** START **
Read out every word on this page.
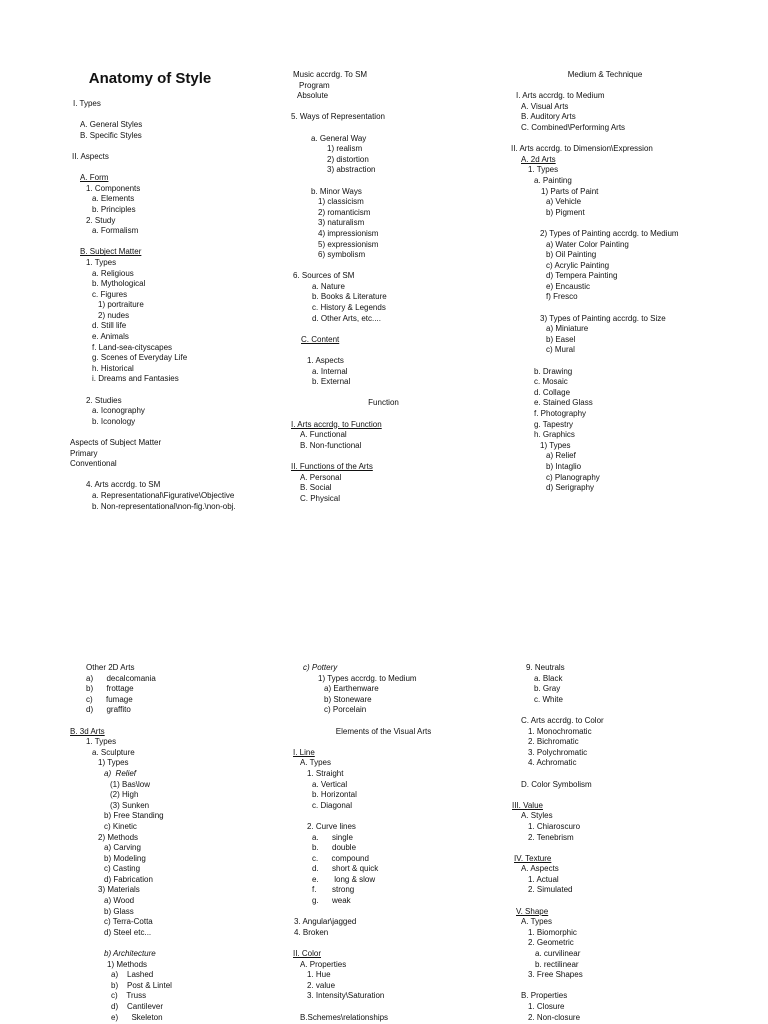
Anatomy of Style
I. Types

A. General Styles
B. Specific Styles

II. Aspects

A. Form
1. Components
a. Elements
b. Principles
2. Study
a. Formalism

B. Subject Matter
1. Types
a. Religious
b. Mythological
c. Figures
1) portraiture
2) nudes
d. Still life
e. Animals
f. Land-sea-cityscapes
g. Scenes of Everyday Life
h. Historical
i. Dreams and Fantasies

2. Studies
a. Iconography
b. Iconology

Aspects of Subject Matter
Primary
Conventional

4. Arts accrdg. to SM
a. Representational\Figurative\Objective
b. Non-representational\non-fig.\non-obj.
Music accrdg. To SM
Program
Absolute

5. Ways of Representation

a. General Way
1) realism
2) distortion
3) abstraction

b. Minor Ways
1) classicism
2) romanticism
3) naturalism
4) impressionism
5) expressionism
6) symbolism

6. Sources of SM
a. Nature
b. Books & Literature
c. History & Legends
d. Other Arts, etc....

C. Content

1. Aspects
a. Internal
b. External

Function

I. Arts accrdg. to Function
A. Functional
B. Non-functional

II. Functions of the Arts
A. Personal
B. Social
C. Physical
Medium & Technique

I. Arts accrdg. to Medium
A. Visual Arts
B. Auditory Arts
C. Combined\Performing Arts

II. Arts accrdg. to Dimension\Expression
A. 2d Arts
1. Types
a. Painting
1) Parts of Paint
a) Vehicle
b) Pigment

2) Types of Painting accrdg. to Medium
a) Water Color Painting
b) Oil Painting
c) Acrylic Painting
d) Tempera Painting
e) Encaustic
f) Fresco

3) Types of Painting accrdg. to Size
a) Miniature
b) Easel
c) Mural

b. Drawing
c. Mosaic
d. Collage
e. Stained Glass
f. Photography
g. Tapestry
h. Graphics
1) Types
a) Relief
b) Intaglio
c) Planography
d) Serigraphy
Other 2D Arts
a)      decalcomania
b)      frottage
c)      fumage
d)      graffito

B. 3d Arts
1. Types
a. Sculpture
1) Types
a)  Relief
(1) Bas\low
(2) High
(3) Sunken
b) Free Standing
c) Kinetic
2) Methods
a) Carving
b) Modeling
c) Casting
d) Fabrication
3) Materials
a) Wood
b) Glass
c) Terra-Cotta
d) Steel etc...

b) Architecture
1) Methods
a)    Lashed
b)    Post & Lintel
c)    Truss
d)    Cantilever
e)      Skeleton
c) Pottery
1) Types accrdg. to Medium
a) Earthenware
b) Stoneware
c) Porcelain

Elements of the Visual Arts

I. Line
A. Types
1. Straight
a. Vertical
b. Horizontal
c. Diagonal

2. Curve lines
a.      single
b.      double
c.      compound
d.      short & quick
e.       long & slow
f.       strong
g.      weak

3. Angular\jagged
4. Broken

II. Color
A. Properties
1. Hue
2. value
3. Intensity\Saturation

B.Schemes\relationships
9. Neutrals
a. Black
b. Gray
c. White

C. Arts accrdg. to Color
1. Monochromatic
2. Bichromatic
3. Polychromatic
4. Achromatic

D. Color Symbolism

III. Value
A. Styles
1. Chiaroscuro
2. Tenebrism

IV. Texture
A. Aspects
1. Actual
2. Simulated

V. Shape
A. Types
1. Biomorphic
2. Geometric
a. curvilinear
b. rectilinear
3. Free Shapes

B. Properties
1. Closure
2. Non-closure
** END **
▸ **What to do**:
Do not include the images; transcribe the rest of the listing exactly.

▸ **Output of the exercise**:
Read out every word on this page.
Anatomy of Style
I. Types

A. General Styles
B. Specific Styles

II. Aspects

A. Form
1. Components
a. Elements
b. Principles
2. Study
a. Formalism

B. Subject Matter
1. Types
a. Religious
b. Mythological
c. Figures
1) portraiture
2) nudes
d. Still life
e. Animals
f. Land-sea-cityscapes
g. Scenes of Everyday Life
h. Historical
i. Dreams and Fantasies

2. Studies
a. Iconography
b. Iconology

Aspects of Subject Matter
Primary
Conventional

4. Arts accrdg. to SM
a. Representational\Figurative\Objective
b. Non-representational\non-fig.\non-obj.
Music accrdg. To SM
Program
Absolute

5. Ways of Representation

a. General Way
1) realism
2) distortion
3) abstraction

b. Minor Ways
1) classicism
2) romanticism
3) naturalism
4) impressionism
5) expressionism
6) symbolism

6. Sources of SM
a. Nature
b. Books & Literature
c. History & Legends
d. Other Arts, etc....

C. Content

1. Aspects
a. Internal
b. External

Function

I. Arts accrdg. to Function
A. Functional
B. Non-functional

II. Functions of the Arts
A. Personal
B. Social
C. Physical
Medium & Technique

I. Arts accrdg. to Medium
A. Visual Arts
B. Auditory Arts
C. Combined\Performing Arts

II. Arts accrdg. to Dimension\Expression
A. 2d Arts
1. Types
a. Painting
1) Parts of Paint
a) Vehicle
b) Pigment

2) Types of Painting accrdg. to Medium
a) Water Color Painting
b) Oil Painting
c) Acrylic Painting
d) Tempera Painting
e) Encaustic
f) Fresco

3) Types of Painting accrdg. to Size
a) Miniature
b) Easel
c) Mural

b. Drawing
c. Mosaic
d. Collage
e. Stained Glass
f. Photography
g. Tapestry
h. Graphics
1) Types
a) Relief
b) Intaglio
c) Planography
d) Serigraphy
Other 2D Arts
a)      decalcomania
b)      frottage
c)      fumage
d)      graffito

B. 3d Arts
1. Types
a. Sculpture
1) Types
a)  Relief
(1) Bas\low
(2) High
(3) Sunken
b) Free Standing
c) Kinetic
2) Methods
a) Carving
b) Modeling
c) Casting
d) Fabrication
3) Materials
a) Wood
b) Glass
c) Terra-Cotta
d) Steel etc...

b) Architecture
1) Methods
a)    Lashed
b)    Post & Lintel
c)    Truss
d)    Cantilever
e)      Skeleton
c) Pottery
1) Types accrdg. to Medium
a) Earthenware
b) Stoneware
c) Porcelain

Elements of the Visual Arts

I. Line
A. Types
1. Straight
a. Vertical
b. Horizontal
c. Diagonal

2. Curve lines
a.      single
b.      double
c.      compound
d.      short & quick
e.       long & slow
f.       strong
g.      weak

3. Angular\jagged
4. Broken

II. Color
A. Properties
1. Hue
2. value
3. Intensity\Saturation

B.Schemes\relationships
9. Neutrals
a. Black
b. Gray
c. White

C. Arts accrdg. to Color
1. Monochromatic
2. Bichromatic
3. Polychromatic
4. Achromatic

D. Color Symbolism

III. Value
A. Styles
1. Chiaroscuro
2. Tenebrism

IV. Texture
A. Aspects
1. Actual
2. Simulated

V. Shape
A. Types
1. Biomorphic
2. Geometric
a. curvilinear
b. rectilinear
3. Free Shapes

B. Properties
1. Closure
2. Non-closure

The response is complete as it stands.